EXERCISE AIM:
Read the lines that follow and pick out every one containing the word "while".

Items from a data source:

####################

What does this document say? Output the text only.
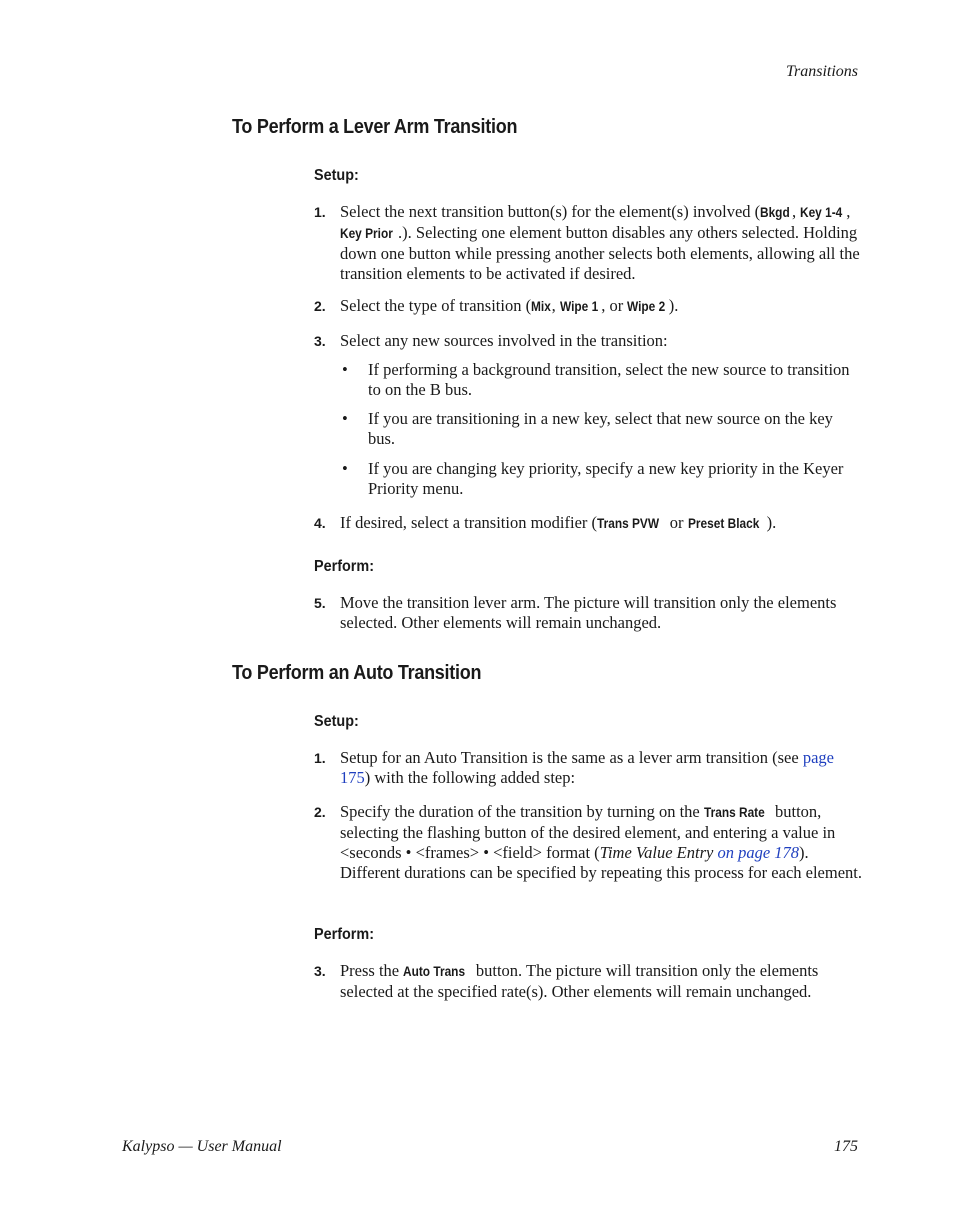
Transitions
To Perform a Lever Arm Transition
Setup:
1. Select the next transition button(s) for the element(s) involved (Bkgd , Key 1-4 , Key Prior .). Selecting one element button disables any others selected. Holding down one button while pressing another selects both elements, allowing all the transition elements to be activated if desired.
2. Select the type of transition (Mix, Wipe 1 , or Wipe 2 ).
3. Select any new sources involved in the transition:
• If performing a background transition, select the new source to transition to on the B bus.
• If you are transitioning in a new key, select that new source on the key bus.
• If you are changing key priority, specify a new key priority in the Keyer Priority menu.
4. If desired, select a transition modifier (Trans PVW or Preset Black ).
Perform:
5. Move the transition lever arm. The picture will transition only the elements selected. Other elements will remain unchanged.
To Perform an Auto Transition
Setup:
1. Setup for an Auto Transition is the same as a lever arm transition (see page 175) with the following added step:
2. Specify the duration of the transition by turning on the Trans Rate button, selecting the flashing button of the desired element, and entering a value in <seconds • <frames> • <field> format (Time Value Entry on page 178). Different durations can be specified by repeating this process for each element.
Perform:
3. Press the Auto Trans button. The picture will transition only the elements selected at the specified rate(s). Other elements will remain unchanged.
Kalypso — User Manual	175
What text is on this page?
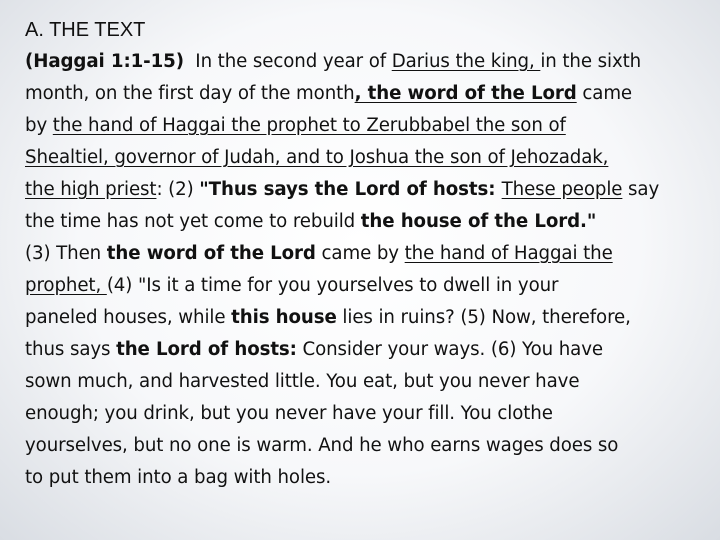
A. THE TEXT
(Haggai 1:1-15)  In the second year of Darius the king, in the sixth
month, on the first day of the month, the word of the Lord came
by the hand of Haggai the prophet to Zerubbabel the son of
Shealtiel, governor of Judah, and to Joshua the son of Jehozadak,
the high priest: (2) "Thus says the Lord of hosts: These people say
the time has not yet come to rebuild the house of the Lord."
(3) Then the word of the Lord came by the hand of Haggai the
prophet, (4) "Is it a time for you yourselves to dwell in your
paneled houses, while this house lies in ruins? (5) Now, therefore,
thus says the Lord of hosts: Consider your ways. (6) You have
sown much, and harvested little. You eat, but you never have
enough; you drink, but you never have your fill. You clothe
yourselves, but no one is warm. And he who earns wages does so
to put them into a bag with holes.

####################

RESPONSE TO THIS EXERCISE:
1. Select the next transition button(s) for the element(s) involved (Bkgd , Key 1-4 , Key Prior .). Selecting one element button disables any others selected. Holding down one button while pressing another selects both elements, allowing all the transition elements to be activated if desired.
paneled houses, while this house lies in ruins? (5) Now, therefore,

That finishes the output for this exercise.